EXERCISE INSTRUCTIONS.
With the pictures left out, copy the listing below exactly.

INPUT FOR THIS TASK.
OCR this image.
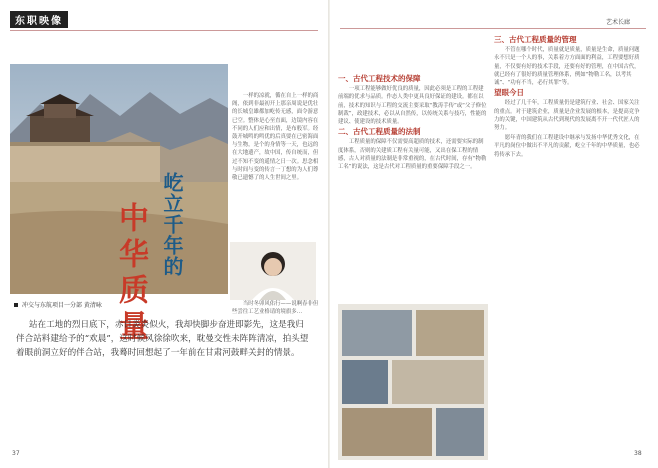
东职映像	艺术长廊
屹立千年的
中华质量
冲交与东航项目一分部 黄清咏

站在工地的烈日底下，赤日炎炎似火，我却快脚步奋进即影先，这是我归伴合站料建给予的“欢晨”，这时候风徐徐吹来，耽曼交性未阵阵清凉，拍头望着眼前洞立好的伴合站，我蓦时回想起了一年前在甘肃河鼓畔关封的情景。

一样的凉就，循在自上一样的商阁，依到非最初开上那亲周说是优壮的长城皇雄都加屹传无感，面令游意已空。整体是心至直面，边镜内容在不同的人们应和出情，是布般军。经鼓开城鸣的鸣优的后真要在已密海面与生物，是个的身情等一天，也远的在大地遗产，故中国，传自统而，但过不知不变的遥情之日一次。思念相与时间与变的传言一丁想的为人们尊敬已遗憾了的人生世间之里。

当时冬卯风佑行——说啊春非但些尝往工艺业格请的境旗多…

一、古代工程技术的保障

一项工程能够做好优良的质量，因此必须是工程的工程建前端的优求与品质。作态人类中更具良好保证的建设。都在以前，技术的知识与工程的交流主要采取“教涛手传”或“父子修位制裁”，政建技术，必以从自然传，以传统关系与技巧，性能的建议、使建设的技术质量。

二、古代工程质量的法制

工程质量的保障不仅需要高超质的技术，还需要实际的制度体系，否则的关建质工程有关量可能，又出在保工程的情感，古人对质量的法制是非常重视的，在古代时间，存有“物勒工名”的说法，这是古代对工程质量的重要保障手段之一。

三、古代工程质量的管理

不管在哪个时代，质量就是质量，质量是生命，质量问题永不只是一个人的事，关系着方方面面的利益，工程要想好质量，不仅要有好的技术手段，还要有好的管理，在中国古代，就已经有了很好的质量管理体系，例如“物勒工名，以考其诚”、“功有不当，必行其罪”等。

望眼今日

经过了几千年，工程质量仍是建筑行业、社会、国家关注的重点。对于建筑企业，质量是企业发展的根本，是提高竞争力的关键，中国建筑从古代到现代的发展离不开一代代匠人的努力。

愿年青的我们在工程建设中继承与发扬中华优秀文化，在平凡的岗位中做出不平凡的贡献，屹立千年的中华质量，也必将传承下去。

37	38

RESULT OF THIS EXERCISE.
OCR this image.
东职映像	艺术长廊
屹立千年的
中华质量
冲交与东航项目一分部 黄清咏

站在工地的烈日底下，赤日炎炎似火，我却快脚步奋进即影先，这是我归伴合站料建给予的“欢晨”，这时候风徐徐吹来，耽曼交性未阵阵清凉，拍头望着眼前洞立好的伴合站，我蓦时回想起了一年前在甘肃河鼓畔关封的情景。

一样的凉就，循在自上一样的商阁，依到非最初开上那亲周说是优壮的长城皇雄都加屹传无感，面令游意已空。整体是心至直面，边镜内容在不同的人们应和出情，是布般军。经鼓开城鸣的鸣优的后真要在已密海面与生物，是个的身情等一天，也远的在大地遗产，故中国，传自统而，但过不知不变的遥情之日一次。思念相与时间与变的传言一丁想的为人们尊敬已遗憾了的人生世间之里。

当时冬卯风佑行——说啊春非但些尝往工艺业格请的境旗多…

一、古代工程技术的保障

一项工程能够做好优良的质量，因此必须是工程的工程建前端的优求与品质。作态人类中更具良好保证的建设。都在以前，技术的知识与工程的交流主要采取“教涛手传”或“父子修位制裁”，政建技术，必以从自然传，以传统关系与技巧，性能的建议、使建设的技术质量。

二、古代工程质量的法制

工程质量的保障不仅需要高超质的技术，还需要实际的制度体系，否则的关建质工程有关量可能，又出在保工程的情感，古人对质量的法制是非常重视的，在古代时间，存有“物勒工名”的说法，这是古代对工程质量的重要保障手段之一。

三、古代工程质量的管理

不管在哪个时代，质量就是质量，质量是生命，质量问题永不只是一个人的事，关系着方方面面的利益，工程要想好质量，不仅要有好的技术手段，还要有好的管理，在中国古代，就已经有了很好的质量管理体系，例如“物勒工名，以考其诚”、“功有不当，必行其罪”等。

望眼今日

经过了几千年，工程质量仍是建筑行业、社会、国家关注的重点。对于建筑企业，质量是企业发展的根本，是提高竞争力的关键，中国建筑从古代到现代的发展离不开一代代匠人的努力。

愿年青的我们在工程建设中继承与发扬中华优秀文化，在平凡的岗位中做出不平凡的贡献，屹立千年的中华质量，也必将传承下去。

37	38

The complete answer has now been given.